◆ Stored rows ◆
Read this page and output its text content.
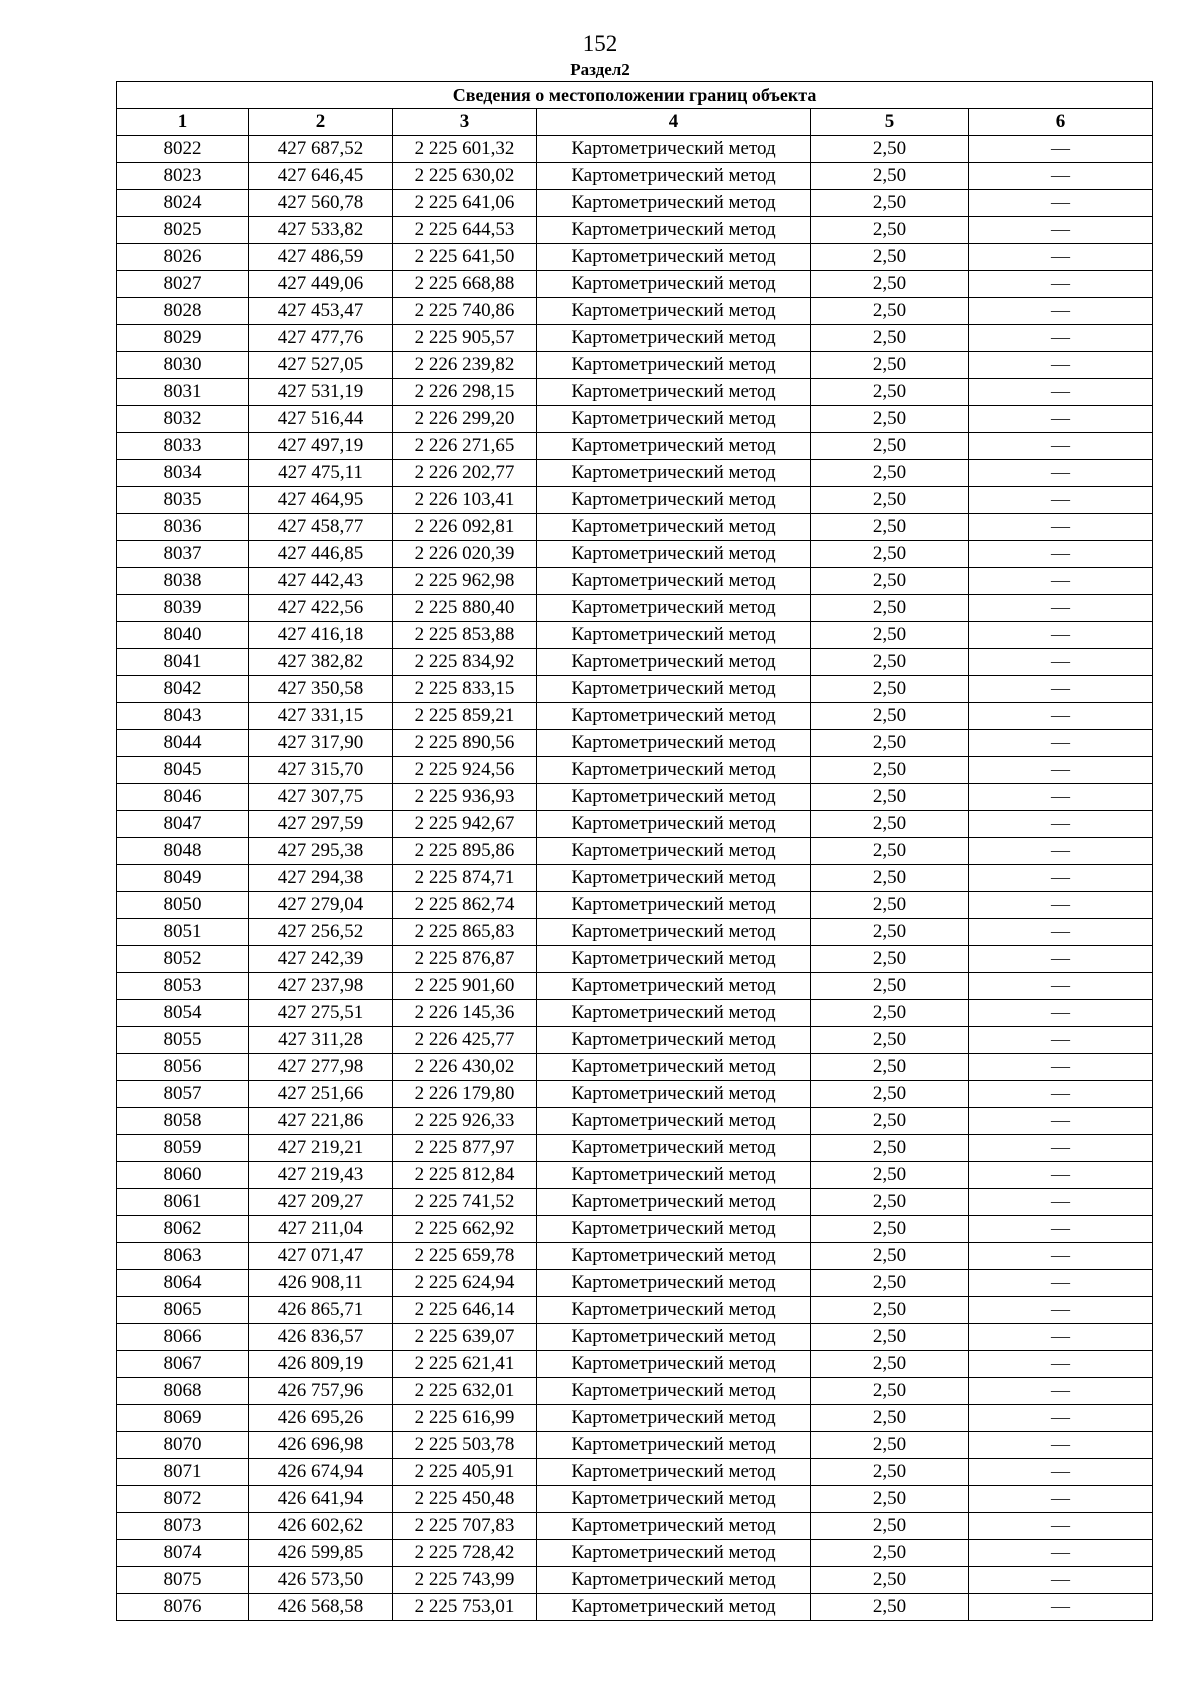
152
Раздел2
Сведения о местоположении границ объекта					
1	2	3	4	5	6
8022	427 687,52	2 225 601,32	Картометрический метод	2,50	—
8023	427 646,45	2 225 630,02	Картометрический метод	2,50	—
8024	427 560,78	2 225 641,06	Картометрический метод	2,50	—
8025	427 533,82	2 225 644,53	Картометрический метод	2,50	—
8026	427 486,59	2 225 641,50	Картометрический метод	2,50	—
8027	427 449,06	2 225 668,88	Картометрический метод	2,50	—
8028	427 453,47	2 225 740,86	Картометрический метод	2,50	—
8029	427 477,76	2 225 905,57	Картометрический метод	2,50	—
8030	427 527,05	2 226 239,82	Картометрический метод	2,50	—
8031	427 531,19	2 226 298,15	Картометрический метод	2,50	—
8032	427 516,44	2 226 299,20	Картометрический метод	2,50	—
8033	427 497,19	2 226 271,65	Картометрический метод	2,50	—
8034	427 475,11	2 226 202,77	Картометрический метод	2,50	—
8035	427 464,95	2 226 103,41	Картометрический метод	2,50	—
8036	427 458,77	2 226 092,81	Картометрический метод	2,50	—
8037	427 446,85	2 226 020,39	Картометрический метод	2,50	—
8038	427 442,43	2 225 962,98	Картометрический метод	2,50	—
8039	427 422,56	2 225 880,40	Картометрический метод	2,50	—
8040	427 416,18	2 225 853,88	Картометрический метод	2,50	—
8041	427 382,82	2 225 834,92	Картометрический метод	2,50	—
8042	427 350,58	2 225 833,15	Картометрический метод	2,50	—
8043	427 331,15	2 225 859,21	Картометрический метод	2,50	—
8044	427 317,90	2 225 890,56	Картометрический метод	2,50	—
8045	427 315,70	2 225 924,56	Картометрический метод	2,50	—
8046	427 307,75	2 225 936,93	Картометрический метод	2,50	—
8047	427 297,59	2 225 942,67	Картометрический метод	2,50	—
8048	427 295,38	2 225 895,86	Картометрический метод	2,50	—
8049	427 294,38	2 225 874,71	Картометрический метод	2,50	—
8050	427 279,04	2 225 862,74	Картометрический метод	2,50	—
8051	427 256,52	2 225 865,83	Картометрический метод	2,50	—
8052	427 242,39	2 225 876,87	Картометрический метод	2,50	—
8053	427 237,98	2 225 901,60	Картометрический метод	2,50	—
8054	427 275,51	2 226 145,36	Картометрический метод	2,50	—
8055	427 311,28	2 226 425,77	Картометрический метод	2,50	—
8056	427 277,98	2 226 430,02	Картометрический метод	2,50	—
8057	427 251,66	2 226 179,80	Картометрический метод	2,50	—
8058	427 221,86	2 225 926,33	Картометрический метод	2,50	—
8059	427 219,21	2 225 877,97	Картометрический метод	2,50	—
8060	427 219,43	2 225 812,84	Картометрический метод	2,50	—
8061	427 209,27	2 225 741,52	Картометрический метод	2,50	—
8062	427 211,04	2 225 662,92	Картометрический метод	2,50	—
8063	427 071,47	2 225 659,78	Картометрический метод	2,50	—
8064	426 908,11	2 225 624,94	Картометрический метод	2,50	—
8065	426 865,71	2 225 646,14	Картометрический метод	2,50	—
8066	426 836,57	2 225 639,07	Картометрический метод	2,50	—
8067	426 809,19	2 225 621,41	Картометрический метод	2,50	—
8068	426 757,96	2 225 632,01	Картометрический метод	2,50	—
8069	426 695,26	2 225 616,99	Картометрический метод	2,50	—
8070	426 696,98	2 225 503,78	Картометрический метод	2,50	—
8071	426 674,94	2 225 405,91	Картометрический метод	2,50	—
8072	426 641,94	2 225 450,48	Картометрический метод	2,50	—
8073	426 602,62	2 225 707,83	Картометрический метод	2,50	—
8074	426 599,85	2 225 728,42	Картометрический метод	2,50	—
8075	426 573,50	2 225 743,99	Картометрический метод	2,50	—
8076	426 568,58	2 225 753,01	Картометрический метод	2,50	—
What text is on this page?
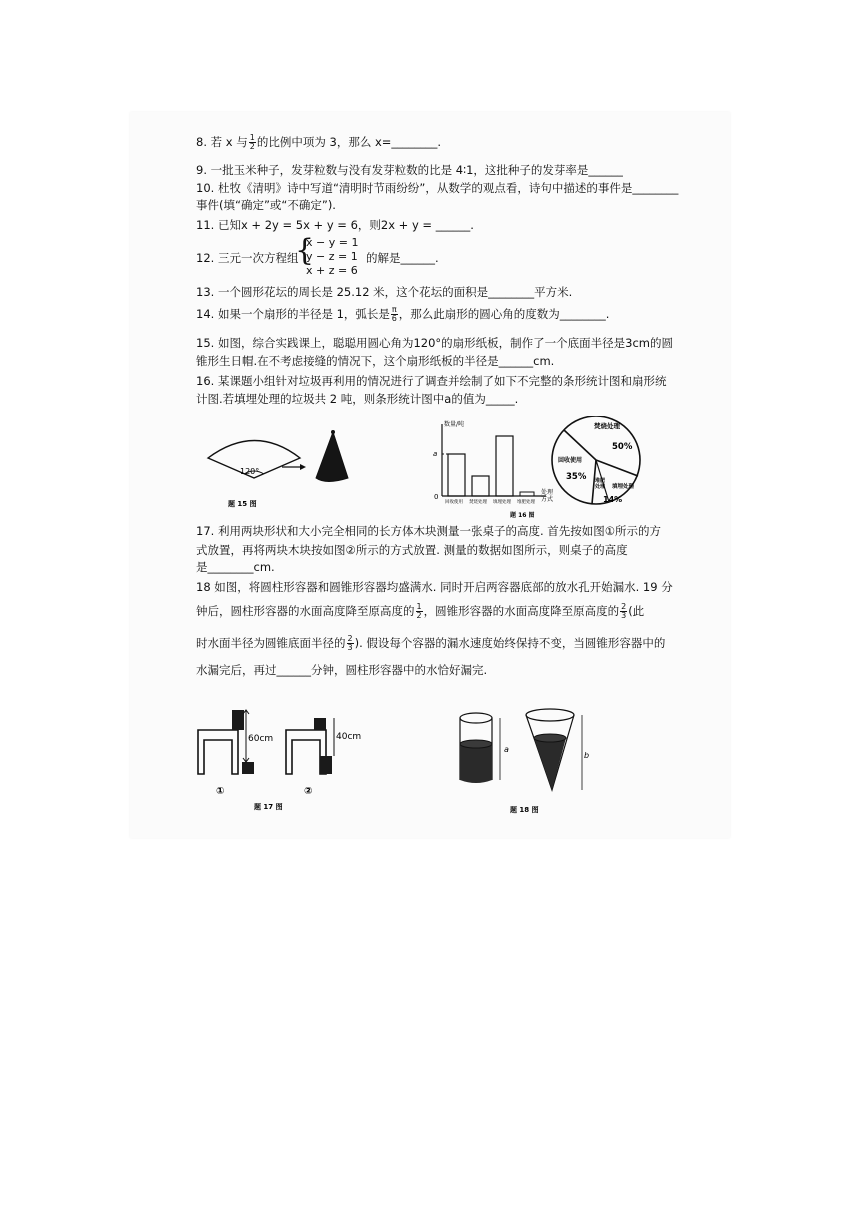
8. 若 x 与 $\frac{1}{2}$ 的比例中项为 3，那么 x=________.
9. 一批玉米种子，发芽粒数与没有发芽粒数的比是 4∶1，这批种子的发芽率是______
10. 杜牧《清明》诗中写道“清明时节雨纷纷”，从数学的观点看，诗句中描述的事件是________
事件(填“确定”或“不确定”).
11. 已知x + 2y = 5x + y = 6，则2x + y = ______.
12. 三元一次方程组
{
x − y = 1
y − z = 1
x + z = 6
的解是______.
13. 一个圆形花坛的周长是 25.12 米，这个花坛的面积是________平方米.
14. 如果一个扇形的半径是 1，弧长是 $\frac{\pi}{6}$ ，那么此扇形的圆心角的度数为________.
15. 如图，综合实践课上，聪聪用圆心角为120°的扇形纸板，制作了一个底面半径是3cm的圆
锥形生日帽.在不考虑接缝的情况下，这个扇形纸板的半径是______cm.
16. 某课题小组针对垃圾再利用的情况进行了调查并绘制了如下不完整的条形统计图和扇形统
计图.若填埋处理的垃圾共 2 吨，则条形统计图中a的值为_____.
120°
题 15 图
数量/吨
a
0
回收使用 焚烧处理 填埋处理 堆肥处理
处理
方式
题 16 图
焚烧处理
50%
回收使用
35% 堆肥
处理 填埋处理
14%
17. 利用两块形状和大小完全相同的长方体木块测量一张桌子的高度. 首先按如图①所示的方
式放置，再将两块木块按如图②所示的方式放置. 测量的数据如图所示，则桌子的高度
是________cm.
18 如图，将圆柱形容器和圆锥形容器均盛满水. 同时开启两容器底部的放水孔开始漏水. 19 分
钟后，圆柱形容器的水面高度降至原高度的 $\frac{1}{2}$ ，圆锥形容器的水面高度降至原高度的 $\frac{2}{3}$ (此
时水面半径为圆锥底面半径的 $\frac{2}{3}$ ). 假设每个容器的漏水速度始终保持不变，当圆锥形容器中的
水漏完后，再过______分钟，圆柱形容器中的水恰好漏完.
60cm	40cm
①	②
题 17 图
a
b
题 18 图
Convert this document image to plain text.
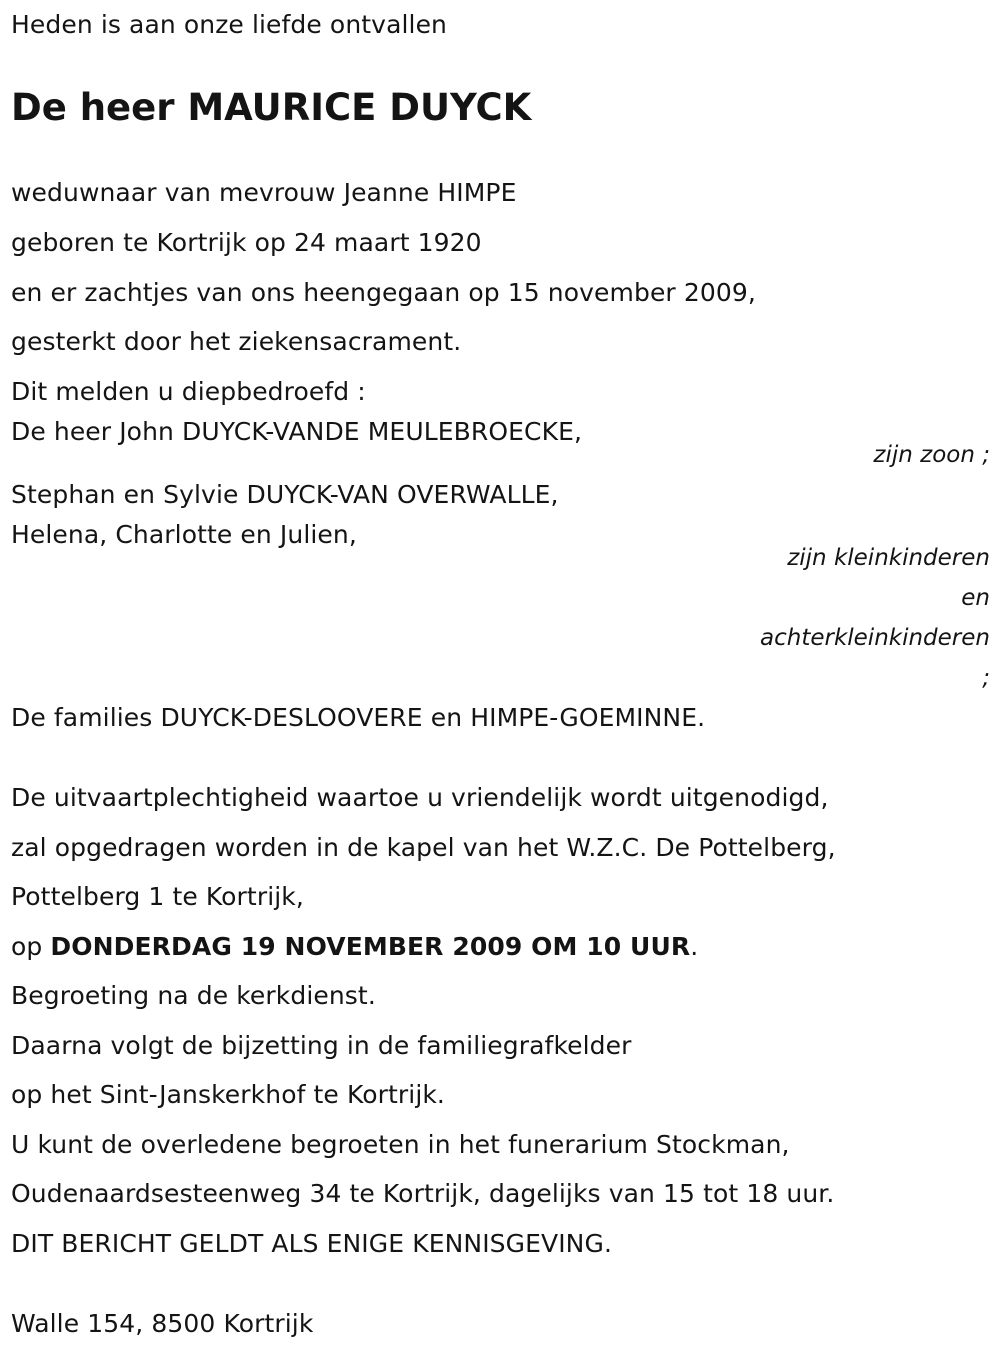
Heden is aan onze liefde ontvallen
De heer MAURICE DUYCK
weduwnaar van mevrouw Jeanne HIMPE
geboren te Kortrijk op 24 maart 1920
en er zachtjes van ons heengegaan op 15 november 2009,
gesterkt door het ziekensacrament.
Dit melden u diepbedroefd :
De heer John DUYCK-VANDE MEULEBROECKE,
zijn zoon ;
Stephan en Sylvie DUYCK-VAN OVERWALLE,
Helena, Charlotte en Julien,
zijn kleinkinderen
en
achterkleinkinderen
;
De families DUYCK-DESLOOVERE en HIMPE-GOEMINNE.
De uitvaartplechtigheid waartoe u vriendelijk wordt uitgenodigd,
zal opgedragen worden in de kapel van het W.Z.C. De Pottelberg,
Pottelberg 1 te Kortrijk,
op DONDERDAG 19 NOVEMBER 2009 OM 10 UUR.
Begroeting na de kerkdienst.
Daarna volgt de bijzetting in de familiegrafkelder
op het Sint-Janskerkhof te Kortrijk.
U kunt de overledene begroeten in het funerarium Stockman,
Oudenaardsesteenweg 34 te Kortrijk, dagelijks van 15 tot 18 uur.
DIT BERICHT GELDT ALS ENIGE KENNISGEVING.
Walle 154, 8500 Kortrijk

◆ Directions ◆
Quote in full the listing given above; the images are to be left out.

◆ Answer to the exercise ◆
Read this page and output its text content.
152
Раздел2
Сведения о местоположении границ объекта					
1	2	3	4	5	6
8022	427 687,52	2 225 601,32	Картометрический метод	2,50	—
8023	427 646,45	2 225 630,02	Картометрический метод	2,50	—
8024	427 560,78	2 225 641,06	Картометрический метод	2,50	—
8025	427 533,82	2 225 644,53	Картометрический метод	2,50	—
8026	427 486,59	2 225 641,50	Картометрический метод	2,50	—
8027	427 449,06	2 225 668,88	Картометрический метод	2,50	—
8028	427 453,47	2 225 740,86	Картометрический метод	2,50	—
8029	427 477,76	2 225 905,57	Картометрический метод	2,50	—
8030	427 527,05	2 226 239,82	Картометрический метод	2,50	—
8031	427 531,19	2 226 298,15	Картометрический метод	2,50	—
8032	427 516,44	2 226 299,20	Картометрический метод	2,50	—
8033	427 497,19	2 226 271,65	Картометрический метод	2,50	—
8034	427 475,11	2 226 202,77	Картометрический метод	2,50	—
8035	427 464,95	2 226 103,41	Картометрический метод	2,50	—
8036	427 458,77	2 226 092,81	Картометрический метод	2,50	—
8037	427 446,85	2 226 020,39	Картометрический метод	2,50	—
8038	427 442,43	2 225 962,98	Картометрический метод	2,50	—
8039	427 422,56	2 225 880,40	Картометрический метод	2,50	—
8040	427 416,18	2 225 853,88	Картометрический метод	2,50	—
8041	427 382,82	2 225 834,92	Картометрический метод	2,50	—
8042	427 350,58	2 225 833,15	Картометрический метод	2,50	—
8043	427 331,15	2 225 859,21	Картометрический метод	2,50	—
8044	427 317,90	2 225 890,56	Картометрический метод	2,50	—
8045	427 315,70	2 225 924,56	Картометрический метод	2,50	—
8046	427 307,75	2 225 936,93	Картометрический метод	2,50	—
8047	427 297,59	2 225 942,67	Картометрический метод	2,50	—
8048	427 295,38	2 225 895,86	Картометрический метод	2,50	—
8049	427 294,38	2 225 874,71	Картометрический метод	2,50	—
8050	427 279,04	2 225 862,74	Картометрический метод	2,50	—
8051	427 256,52	2 225 865,83	Картометрический метод	2,50	—
8052	427 242,39	2 225 876,87	Картометрический метод	2,50	—
8053	427 237,98	2 225 901,60	Картометрический метод	2,50	—
8054	427 275,51	2 226 145,36	Картометрический метод	2,50	—
8055	427 311,28	2 226 425,77	Картометрический метод	2,50	—
8056	427 277,98	2 226 430,02	Картометрический метод	2,50	—
8057	427 251,66	2 226 179,80	Картометрический метод	2,50	—
8058	427 221,86	2 225 926,33	Картометрический метод	2,50	—
8059	427 219,21	2 225 877,97	Картометрический метод	2,50	—
8060	427 219,43	2 225 812,84	Картометрический метод	2,50	—
8061	427 209,27	2 225 741,52	Картометрический метод	2,50	—
8062	427 211,04	2 225 662,92	Картометрический метод	2,50	—
8063	427 071,47	2 225 659,78	Картометрический метод	2,50	—
8064	426 908,11	2 225 624,94	Картометрический метод	2,50	—
8065	426 865,71	2 225 646,14	Картометрический метод	2,50	—
8066	426 836,57	2 225 639,07	Картометрический метод	2,50	—
8067	426 809,19	2 225 621,41	Картометрический метод	2,50	—
8068	426 757,96	2 225 632,01	Картометрический метод	2,50	—
8069	426 695,26	2 225 616,99	Картометрический метод	2,50	—
8070	426 696,98	2 225 503,78	Картометрический метод	2,50	—
8071	426 674,94	2 225 405,91	Картометрический метод	2,50	—
8072	426 641,94	2 225 450,48	Картометрический метод	2,50	—
8073	426 602,62	2 225 707,83	Картометрический метод	2,50	—
8074	426 599,85	2 225 728,42	Картометрический метод	2,50	—
8075	426 573,50	2 225 743,99	Картометрический метод	2,50	—
8076	426 568,58	2 225 753,01	Картометрический метод	2,50	—
What text is on this page?
8. 若 x 与 $\frac{1}{2}$ 的比例中项为 3，那么 x=________.
9. 一批玉米种子，发芽粒数与没有发芽粒数的比是 4∶1，这批种子的发芽率是______
10. 杜牧《清明》诗中写道“清明时节雨纷纷”，从数学的观点看，诗句中描述的事件是________
事件(填“确定”或“不确定”).
11. 已知x + 2y = 5x + y = 6，则2x + y = ______.
12. 三元一次方程组
{
x − y = 1
y − z = 1
x + z = 6
的解是______.
13. 一个圆形花坛的周长是 25.12 米，这个花坛的面积是________平方米.
14. 如果一个扇形的半径是 1，弧长是 $\frac{\pi}{6}$ ，那么此扇形的圆心角的度数为________.
15. 如图，综合实践课上，聪聪用圆心角为120°的扇形纸板，制作了一个底面半径是3cm的圆
锥形生日帽.在不考虑接缝的情况下，这个扇形纸板的半径是______cm.
16. 某课题小组针对垃圾再利用的情况进行了调查并绘制了如下不完整的条形统计图和扇形统
计图.若填埋处理的垃圾共 2 吨，则条形统计图中a的值为_____.
120°
题 15 图
数量/吨
a
0
回收使用 焚烧处理 填埋处理 堆肥处理
处理
方式
题 16 图
焚烧处理
50%
回收使用
35% 堆肥
处理 填埋处理
14%
17. 利用两块形状和大小完全相同的长方体木块测量一张桌子的高度. 首先按如图①所示的方
式放置，再将两块木块按如图②所示的方式放置. 测量的数据如图所示，则桌子的高度
是________cm.
18 如图，将圆柱形容器和圆锥形容器均盛满水. 同时开启两容器底部的放水孔开始漏水. 19 分
钟后，圆柱形容器的水面高度降至原高度的 $\frac{1}{2}$ ，圆锥形容器的水面高度降至原高度的 $\frac{2}{3}$ (此
时水面半径为圆锥底面半径的 $\frac{2}{3}$ ). 假设每个容器的漏水速度始终保持不变，当圆锥形容器中的
水漏完后，再过______分钟，圆柱形容器中的水恰好漏完.
60cm	40cm
①	②
题 17 图
a
b
题 18 图
Convert this document image to plain text.
Heden is aan onze liefde ontvallen
De heer MAURICE DUYCK
weduwnaar van mevrouw Jeanne HIMPE
geboren te Kortrijk op 24 maart 1920
en er zachtjes van ons heengegaan op 15 november 2009,
gesterkt door het ziekensacrament.
Dit melden u diepbedroefd :
De heer John DUYCK-VANDE MEULEBROECKE,
zijn zoon ;
Stephan en Sylvie DUYCK-VAN OVERWALLE,
Helena, Charlotte en Julien,
zijn kleinkinderen
en
achterkleinkinderen
;
De families DUYCK-DESLOOVERE en HIMPE-GOEMINNE.
De uitvaartplechtigheid waartoe u vriendelijk wordt uitgenodigd,
zal opgedragen worden in de kapel van het W.Z.C. De Pottelberg,
Pottelberg 1 te Kortrijk,
op DONDERDAG 19 NOVEMBER 2009 OM 10 UUR.
Begroeting na de kerkdienst.
Daarna volgt de bijzetting in de familiegrafkelder
op het Sint-Janskerkhof te Kortrijk.
U kunt de overledene begroeten in het funerarium Stockman,
Oudenaardsesteenweg 34 te Kortrijk, dagelijks van 15 tot 18 uur.
DIT BERICHT GELDT ALS ENIGE KENNISGEVING.
Walle 154, 8500 Kortrijk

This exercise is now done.